━━ Input rows ━━

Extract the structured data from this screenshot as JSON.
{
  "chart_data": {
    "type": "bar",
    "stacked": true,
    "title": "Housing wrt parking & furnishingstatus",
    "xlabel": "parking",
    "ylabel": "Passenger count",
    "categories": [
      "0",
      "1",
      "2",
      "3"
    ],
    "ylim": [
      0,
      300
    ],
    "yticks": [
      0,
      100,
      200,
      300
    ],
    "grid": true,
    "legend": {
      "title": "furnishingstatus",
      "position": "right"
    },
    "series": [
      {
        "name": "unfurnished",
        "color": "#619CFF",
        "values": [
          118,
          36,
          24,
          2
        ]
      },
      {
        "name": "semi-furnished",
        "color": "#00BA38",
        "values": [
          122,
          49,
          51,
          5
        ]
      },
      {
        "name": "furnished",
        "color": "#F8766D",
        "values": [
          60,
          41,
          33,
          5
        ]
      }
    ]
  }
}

━━━

— Given task —
Which lines of the material contain the string "parking"? List each of them.

— Result of this task —
    "title": "Housing wrt parking & furnishingstatus",
    "xlabel": "parking",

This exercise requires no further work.